- [REQUIREMENT]
Write out every record in full, exactly as written, please.

## BEGIN DATA SUPPLIED

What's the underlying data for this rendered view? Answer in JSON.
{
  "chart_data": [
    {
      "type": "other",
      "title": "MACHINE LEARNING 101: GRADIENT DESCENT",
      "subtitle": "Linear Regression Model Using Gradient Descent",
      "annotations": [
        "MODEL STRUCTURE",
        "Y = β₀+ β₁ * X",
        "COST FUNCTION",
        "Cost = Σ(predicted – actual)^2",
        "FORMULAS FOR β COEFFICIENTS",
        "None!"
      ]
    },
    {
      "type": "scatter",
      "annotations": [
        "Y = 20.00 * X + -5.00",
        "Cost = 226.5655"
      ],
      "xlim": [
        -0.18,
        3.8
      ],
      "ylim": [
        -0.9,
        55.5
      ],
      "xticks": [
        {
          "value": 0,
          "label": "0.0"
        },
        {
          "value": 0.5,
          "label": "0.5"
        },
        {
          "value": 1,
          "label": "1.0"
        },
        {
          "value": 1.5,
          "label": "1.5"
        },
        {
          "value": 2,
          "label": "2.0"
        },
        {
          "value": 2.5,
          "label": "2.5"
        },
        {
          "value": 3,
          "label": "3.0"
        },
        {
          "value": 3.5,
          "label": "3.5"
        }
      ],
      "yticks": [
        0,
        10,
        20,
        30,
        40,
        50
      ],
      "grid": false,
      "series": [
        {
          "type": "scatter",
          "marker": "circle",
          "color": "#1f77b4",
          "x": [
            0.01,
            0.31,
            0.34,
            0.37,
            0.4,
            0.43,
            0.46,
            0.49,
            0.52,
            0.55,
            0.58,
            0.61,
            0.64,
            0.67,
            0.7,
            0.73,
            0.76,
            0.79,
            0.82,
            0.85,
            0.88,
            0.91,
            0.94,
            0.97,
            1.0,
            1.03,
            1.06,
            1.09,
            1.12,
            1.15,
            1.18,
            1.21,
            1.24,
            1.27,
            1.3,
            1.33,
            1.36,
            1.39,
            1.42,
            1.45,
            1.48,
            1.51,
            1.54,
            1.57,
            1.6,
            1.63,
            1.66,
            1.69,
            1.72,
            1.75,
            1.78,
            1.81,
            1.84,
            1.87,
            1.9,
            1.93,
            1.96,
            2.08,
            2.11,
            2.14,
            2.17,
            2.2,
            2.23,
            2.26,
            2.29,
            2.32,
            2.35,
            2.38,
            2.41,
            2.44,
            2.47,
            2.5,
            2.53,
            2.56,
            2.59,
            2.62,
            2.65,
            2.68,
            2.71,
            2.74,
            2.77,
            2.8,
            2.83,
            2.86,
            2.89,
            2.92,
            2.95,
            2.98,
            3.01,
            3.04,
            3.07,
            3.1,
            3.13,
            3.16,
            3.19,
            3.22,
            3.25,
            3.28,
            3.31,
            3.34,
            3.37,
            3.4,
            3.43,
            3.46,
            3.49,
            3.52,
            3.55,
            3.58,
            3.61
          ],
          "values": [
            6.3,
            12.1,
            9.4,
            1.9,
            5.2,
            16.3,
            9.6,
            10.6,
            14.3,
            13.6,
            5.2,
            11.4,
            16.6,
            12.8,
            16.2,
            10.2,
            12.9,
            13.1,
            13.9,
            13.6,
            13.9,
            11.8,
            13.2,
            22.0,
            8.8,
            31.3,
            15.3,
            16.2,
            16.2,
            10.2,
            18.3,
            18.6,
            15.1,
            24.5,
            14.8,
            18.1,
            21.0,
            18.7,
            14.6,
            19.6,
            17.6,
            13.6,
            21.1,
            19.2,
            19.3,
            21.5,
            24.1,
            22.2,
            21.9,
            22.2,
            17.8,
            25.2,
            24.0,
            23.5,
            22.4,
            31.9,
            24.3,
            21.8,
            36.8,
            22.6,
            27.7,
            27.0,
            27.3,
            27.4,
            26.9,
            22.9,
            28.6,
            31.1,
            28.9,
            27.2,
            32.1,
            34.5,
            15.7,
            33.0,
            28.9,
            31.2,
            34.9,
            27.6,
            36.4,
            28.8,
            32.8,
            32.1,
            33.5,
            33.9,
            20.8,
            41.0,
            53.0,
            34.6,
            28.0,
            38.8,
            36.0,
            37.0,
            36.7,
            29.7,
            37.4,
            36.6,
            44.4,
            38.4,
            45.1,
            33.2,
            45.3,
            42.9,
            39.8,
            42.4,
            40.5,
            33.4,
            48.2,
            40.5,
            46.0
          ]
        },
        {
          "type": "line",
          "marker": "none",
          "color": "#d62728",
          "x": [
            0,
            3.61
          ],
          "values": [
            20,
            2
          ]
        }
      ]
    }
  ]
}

## END DATA SUPPLIED

- [EXERCISE OUTPUT]
What's the underlying data for this rendered view? Answer in JSON.
{
  "chart_data": [
    {
      "type": "other",
      "title": "MACHINE LEARNING 101: GRADIENT DESCENT",
      "subtitle": "Linear Regression Model Using Gradient Descent",
      "annotations": [
        "MODEL STRUCTURE",
        "Y = β₀+ β₁ * X",
        "COST FUNCTION",
        "Cost = Σ(predicted – actual)^2",
        "FORMULAS FOR β COEFFICIENTS",
        "None!"
      ]
    },
    {
      "type": "scatter",
      "annotations": [
        "Y = 20.00 * X + -5.00",
        "Cost = 226.5655"
      ],
      "xlim": [
        -0.18,
        3.8
      ],
      "ylim": [
        -0.9,
        55.5
      ],
      "xticks": [
        {
          "value": 0,
          "label": "0.0"
        },
        {
          "value": 0.5,
          "label": "0.5"
        },
        {
          "value": 1,
          "label": "1.0"
        },
        {
          "value": 1.5,
          "label": "1.5"
        },
        {
          "value": 2,
          "label": "2.0"
        },
        {
          "value": 2.5,
          "label": "2.5"
        },
        {
          "value": 3,
          "label": "3.0"
        },
        {
          "value": 3.5,
          "label": "3.5"
        }
      ],
      "yticks": [
        0,
        10,
        20,
        30,
        40,
        50
      ],
      "grid": false,
      "series": [
        {
          "type": "scatter",
          "marker": "circle",
          "color": "#1f77b4",
          "x": [
            0.01,
            0.31,
            0.34,
            0.37,
            0.4,
            0.43,
            0.46,
            0.49,
            0.52,
            0.55,
            0.58,
            0.61,
            0.64,
            0.67,
            0.7,
            0.73,
            0.76,
            0.79,
            0.82,
            0.85,
            0.88,
            0.91,
            0.94,
            0.97,
            1.0,
            1.03,
            1.06,
            1.09,
            1.12,
            1.15,
            1.18,
            1.21,
            1.24,
            1.27,
            1.3,
            1.33,
            1.36,
            1.39,
            1.42,
            1.45,
            1.48,
            1.51,
            1.54,
            1.57,
            1.6,
            1.63,
            1.66,
            1.69,
            1.72,
            1.75,
            1.78,
            1.81,
            1.84,
            1.87,
            1.9,
            1.93,
            1.96,
            2.08,
            2.11,
            2.14,
            2.17,
            2.2,
            2.23,
            2.26,
            2.29,
            2.32,
            2.35,
            2.38,
            2.41,
            2.44,
            2.47,
            2.5,
            2.53,
            2.56,
            2.59,
            2.62,
            2.65,
            2.68,
            2.71,
            2.74,
            2.77,
            2.8,
            2.83,
            2.86,
            2.89,
            2.92,
            2.95,
            2.98,
            3.01,
            3.04,
            3.07,
            3.1,
            3.13,
            3.16,
            3.19,
            3.22,
            3.25,
            3.28,
            3.31,
            3.34,
            3.37,
            3.4,
            3.43,
            3.46,
            3.49,
            3.52,
            3.55,
            3.58,
            3.61
          ],
          "values": [
            6.3,
            12.1,
            9.4,
            1.9,
            5.2,
            16.3,
            9.6,
            10.6,
            14.3,
            13.6,
            5.2,
            11.4,
            16.6,
            12.8,
            16.2,
            10.2,
            12.9,
            13.1,
            13.9,
            13.6,
            13.9,
            11.8,
            13.2,
            22.0,
            8.8,
            31.3,
            15.3,
            16.2,
            16.2,
            10.2,
            18.3,
            18.6,
            15.1,
            24.5,
            14.8,
            18.1,
            21.0,
            18.7,
            14.6,
            19.6,
            17.6,
            13.6,
            21.1,
            19.2,
            19.3,
            21.5,
            24.1,
            22.2,
            21.9,
            22.2,
            17.8,
            25.2,
            24.0,
            23.5,
            22.4,
            31.9,
            24.3,
            21.8,
            36.8,
            22.6,
            27.7,
            27.0,
            27.3,
            27.4,
            26.9,
            22.9,
            28.6,
            31.1,
            28.9,
            27.2,
            32.1,
            34.5,
            15.7,
            33.0,
            28.9,
            31.2,
            34.9,
            27.6,
            36.4,
            28.8,
            32.8,
            32.1,
            33.5,
            33.9,
            20.8,
            41.0,
            53.0,
            34.6,
            28.0,
            38.8,
            36.0,
            37.0,
            36.7,
            29.7,
            37.4,
            36.6,
            44.4,
            38.4,
            45.1,
            33.2,
            45.3,
            42.9,
            39.8,
            42.4,
            40.5,
            33.4,
            48.2,
            40.5,
            46.0
          ]
        },
        {
          "type": "line",
          "marker": "none",
          "color": "#d62728",
          "x": [
            0,
            3.61
          ],
          "values": [
            20,
            2
          ]
        }
      ]
    }
  ]
}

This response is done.